▸ RECORDS SHOWN
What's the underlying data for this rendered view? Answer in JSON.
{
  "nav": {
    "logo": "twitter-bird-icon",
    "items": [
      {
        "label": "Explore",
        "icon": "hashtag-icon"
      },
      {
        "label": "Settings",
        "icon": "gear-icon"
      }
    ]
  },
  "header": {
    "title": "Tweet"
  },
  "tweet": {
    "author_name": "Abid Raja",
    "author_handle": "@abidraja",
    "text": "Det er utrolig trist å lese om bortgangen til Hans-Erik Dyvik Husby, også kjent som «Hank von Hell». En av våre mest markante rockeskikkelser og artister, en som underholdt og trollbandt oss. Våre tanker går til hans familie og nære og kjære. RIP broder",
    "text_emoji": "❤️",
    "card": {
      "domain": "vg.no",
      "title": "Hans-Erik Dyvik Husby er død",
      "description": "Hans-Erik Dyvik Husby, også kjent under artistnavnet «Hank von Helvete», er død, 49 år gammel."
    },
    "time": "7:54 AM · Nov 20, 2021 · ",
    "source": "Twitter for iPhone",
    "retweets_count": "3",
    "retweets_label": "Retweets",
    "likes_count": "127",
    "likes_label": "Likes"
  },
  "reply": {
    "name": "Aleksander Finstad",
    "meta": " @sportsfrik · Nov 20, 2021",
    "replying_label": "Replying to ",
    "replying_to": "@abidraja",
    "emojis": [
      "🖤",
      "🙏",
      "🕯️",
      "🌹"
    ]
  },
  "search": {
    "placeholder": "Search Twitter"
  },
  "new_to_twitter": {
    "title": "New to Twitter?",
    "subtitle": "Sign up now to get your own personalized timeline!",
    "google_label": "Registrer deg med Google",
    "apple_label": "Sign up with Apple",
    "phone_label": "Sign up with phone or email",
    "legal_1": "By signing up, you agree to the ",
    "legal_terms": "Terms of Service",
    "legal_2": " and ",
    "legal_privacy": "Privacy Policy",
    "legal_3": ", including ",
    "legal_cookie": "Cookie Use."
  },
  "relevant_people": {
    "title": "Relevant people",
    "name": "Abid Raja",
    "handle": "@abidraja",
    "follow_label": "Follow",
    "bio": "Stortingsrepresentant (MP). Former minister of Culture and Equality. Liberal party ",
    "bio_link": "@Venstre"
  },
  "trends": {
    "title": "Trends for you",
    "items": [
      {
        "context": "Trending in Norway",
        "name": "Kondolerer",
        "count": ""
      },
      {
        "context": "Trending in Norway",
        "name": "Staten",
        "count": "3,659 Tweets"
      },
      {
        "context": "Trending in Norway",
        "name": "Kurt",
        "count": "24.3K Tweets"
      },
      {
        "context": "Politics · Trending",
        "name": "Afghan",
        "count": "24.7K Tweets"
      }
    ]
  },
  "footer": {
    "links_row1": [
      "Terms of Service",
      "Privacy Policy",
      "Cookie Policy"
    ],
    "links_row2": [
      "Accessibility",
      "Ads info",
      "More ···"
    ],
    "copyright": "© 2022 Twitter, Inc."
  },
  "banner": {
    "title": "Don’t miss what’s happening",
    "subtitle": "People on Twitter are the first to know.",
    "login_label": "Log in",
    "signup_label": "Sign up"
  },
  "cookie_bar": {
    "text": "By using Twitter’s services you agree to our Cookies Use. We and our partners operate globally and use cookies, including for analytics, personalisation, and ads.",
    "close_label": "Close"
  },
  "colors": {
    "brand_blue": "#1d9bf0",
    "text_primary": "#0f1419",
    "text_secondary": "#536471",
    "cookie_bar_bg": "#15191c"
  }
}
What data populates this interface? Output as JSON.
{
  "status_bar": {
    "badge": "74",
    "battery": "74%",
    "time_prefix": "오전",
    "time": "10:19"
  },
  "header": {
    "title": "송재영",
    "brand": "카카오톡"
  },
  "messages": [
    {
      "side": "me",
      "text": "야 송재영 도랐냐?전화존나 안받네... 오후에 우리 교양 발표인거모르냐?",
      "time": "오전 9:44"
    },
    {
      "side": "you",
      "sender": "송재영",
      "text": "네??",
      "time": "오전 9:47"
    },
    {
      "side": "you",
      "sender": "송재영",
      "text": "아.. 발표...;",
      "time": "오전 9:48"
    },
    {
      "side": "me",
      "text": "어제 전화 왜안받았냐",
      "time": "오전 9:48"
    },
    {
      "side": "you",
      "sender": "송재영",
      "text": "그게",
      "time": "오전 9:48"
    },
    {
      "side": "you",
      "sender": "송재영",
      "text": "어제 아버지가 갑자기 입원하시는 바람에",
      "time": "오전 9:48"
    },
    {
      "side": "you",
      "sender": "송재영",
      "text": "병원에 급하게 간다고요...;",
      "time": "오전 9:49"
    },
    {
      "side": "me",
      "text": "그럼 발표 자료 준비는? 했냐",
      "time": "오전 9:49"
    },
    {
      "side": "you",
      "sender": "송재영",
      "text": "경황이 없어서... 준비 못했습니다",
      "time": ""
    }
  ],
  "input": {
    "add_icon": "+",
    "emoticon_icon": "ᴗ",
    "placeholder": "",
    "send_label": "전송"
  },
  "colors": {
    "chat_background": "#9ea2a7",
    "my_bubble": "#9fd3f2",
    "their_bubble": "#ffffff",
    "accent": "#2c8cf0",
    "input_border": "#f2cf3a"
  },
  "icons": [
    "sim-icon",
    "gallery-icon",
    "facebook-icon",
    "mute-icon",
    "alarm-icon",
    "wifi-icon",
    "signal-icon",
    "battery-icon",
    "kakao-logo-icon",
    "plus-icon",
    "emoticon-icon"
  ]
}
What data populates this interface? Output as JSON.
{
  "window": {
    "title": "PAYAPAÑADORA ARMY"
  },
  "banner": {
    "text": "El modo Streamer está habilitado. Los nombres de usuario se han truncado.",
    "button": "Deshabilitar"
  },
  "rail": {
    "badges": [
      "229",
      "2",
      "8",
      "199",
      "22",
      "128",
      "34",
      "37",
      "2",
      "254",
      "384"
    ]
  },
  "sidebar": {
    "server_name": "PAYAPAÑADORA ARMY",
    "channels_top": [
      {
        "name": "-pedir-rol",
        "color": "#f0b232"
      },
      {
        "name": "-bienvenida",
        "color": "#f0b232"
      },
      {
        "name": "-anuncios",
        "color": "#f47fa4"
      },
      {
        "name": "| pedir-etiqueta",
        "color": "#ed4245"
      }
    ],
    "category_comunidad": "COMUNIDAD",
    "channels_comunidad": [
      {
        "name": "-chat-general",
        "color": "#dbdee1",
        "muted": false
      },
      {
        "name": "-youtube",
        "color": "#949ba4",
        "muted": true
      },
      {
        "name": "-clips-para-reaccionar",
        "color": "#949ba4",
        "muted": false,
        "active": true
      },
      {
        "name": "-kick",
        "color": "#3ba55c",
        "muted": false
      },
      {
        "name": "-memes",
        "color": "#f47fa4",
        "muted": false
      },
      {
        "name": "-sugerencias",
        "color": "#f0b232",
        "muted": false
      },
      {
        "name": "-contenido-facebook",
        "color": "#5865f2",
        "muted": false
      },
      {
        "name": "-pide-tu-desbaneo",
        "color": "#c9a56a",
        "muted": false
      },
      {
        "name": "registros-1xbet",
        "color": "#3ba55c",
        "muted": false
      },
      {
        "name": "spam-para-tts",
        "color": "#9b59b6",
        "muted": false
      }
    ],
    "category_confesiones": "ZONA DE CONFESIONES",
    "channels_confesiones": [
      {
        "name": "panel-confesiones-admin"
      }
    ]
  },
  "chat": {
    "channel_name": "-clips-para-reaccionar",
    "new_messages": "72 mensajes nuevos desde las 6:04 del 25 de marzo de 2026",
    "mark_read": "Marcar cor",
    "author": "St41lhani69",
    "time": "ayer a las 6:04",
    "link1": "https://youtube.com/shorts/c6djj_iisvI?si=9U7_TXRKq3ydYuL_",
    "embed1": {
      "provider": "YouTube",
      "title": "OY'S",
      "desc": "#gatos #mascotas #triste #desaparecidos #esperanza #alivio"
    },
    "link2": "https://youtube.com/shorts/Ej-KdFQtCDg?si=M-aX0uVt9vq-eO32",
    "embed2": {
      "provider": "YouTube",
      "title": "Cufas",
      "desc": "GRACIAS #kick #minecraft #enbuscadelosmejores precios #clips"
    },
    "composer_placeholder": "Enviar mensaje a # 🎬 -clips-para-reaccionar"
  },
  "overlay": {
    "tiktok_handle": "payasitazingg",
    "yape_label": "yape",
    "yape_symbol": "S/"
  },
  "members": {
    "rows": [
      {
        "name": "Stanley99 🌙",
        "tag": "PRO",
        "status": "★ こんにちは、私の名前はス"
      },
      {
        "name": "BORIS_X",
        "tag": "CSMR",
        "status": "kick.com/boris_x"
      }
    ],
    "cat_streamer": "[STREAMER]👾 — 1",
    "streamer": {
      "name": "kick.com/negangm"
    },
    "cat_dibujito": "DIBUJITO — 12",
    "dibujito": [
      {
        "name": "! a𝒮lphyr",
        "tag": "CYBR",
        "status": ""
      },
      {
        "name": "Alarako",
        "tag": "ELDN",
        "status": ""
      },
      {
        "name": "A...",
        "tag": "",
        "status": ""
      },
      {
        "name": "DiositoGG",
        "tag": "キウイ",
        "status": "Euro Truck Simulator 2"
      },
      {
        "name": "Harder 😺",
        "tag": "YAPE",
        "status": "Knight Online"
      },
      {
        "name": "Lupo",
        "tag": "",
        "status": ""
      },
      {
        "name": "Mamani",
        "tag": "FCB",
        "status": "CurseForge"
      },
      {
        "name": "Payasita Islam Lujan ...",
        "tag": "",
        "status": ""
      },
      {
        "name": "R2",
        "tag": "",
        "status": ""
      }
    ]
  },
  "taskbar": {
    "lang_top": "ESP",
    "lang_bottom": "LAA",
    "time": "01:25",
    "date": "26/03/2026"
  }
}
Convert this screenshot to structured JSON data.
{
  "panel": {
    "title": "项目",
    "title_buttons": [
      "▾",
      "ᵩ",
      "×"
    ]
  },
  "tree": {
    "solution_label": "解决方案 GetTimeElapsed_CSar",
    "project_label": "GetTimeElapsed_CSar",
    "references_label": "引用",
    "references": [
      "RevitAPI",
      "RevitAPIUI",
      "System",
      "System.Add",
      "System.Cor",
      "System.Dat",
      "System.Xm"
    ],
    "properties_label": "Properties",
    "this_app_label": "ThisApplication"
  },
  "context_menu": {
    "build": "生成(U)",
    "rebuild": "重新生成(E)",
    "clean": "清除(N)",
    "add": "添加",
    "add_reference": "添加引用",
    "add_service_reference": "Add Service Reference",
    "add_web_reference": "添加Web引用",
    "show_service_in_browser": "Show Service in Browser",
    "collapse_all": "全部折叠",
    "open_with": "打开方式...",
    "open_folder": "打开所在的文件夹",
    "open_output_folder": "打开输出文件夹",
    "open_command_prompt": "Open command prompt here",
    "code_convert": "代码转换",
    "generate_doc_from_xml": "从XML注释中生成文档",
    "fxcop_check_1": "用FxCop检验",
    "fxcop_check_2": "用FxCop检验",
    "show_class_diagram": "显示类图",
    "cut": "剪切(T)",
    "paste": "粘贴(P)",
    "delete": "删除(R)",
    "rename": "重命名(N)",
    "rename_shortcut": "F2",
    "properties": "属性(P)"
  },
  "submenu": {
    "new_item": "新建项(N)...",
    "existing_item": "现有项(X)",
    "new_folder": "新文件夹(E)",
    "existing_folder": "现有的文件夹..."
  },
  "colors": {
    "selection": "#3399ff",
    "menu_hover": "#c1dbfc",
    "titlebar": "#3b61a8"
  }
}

▸ WHAT TO WORK ON
Check each line above for the string "JSON" and show the ones that have it.

▸ THE COMPLETED TASK
What's the underlying data for this rendered view? Answer in JSON.
What data populates this interface? Output as JSON.
What data populates this interface? Output as JSON.
Convert this screenshot to structured JSON data.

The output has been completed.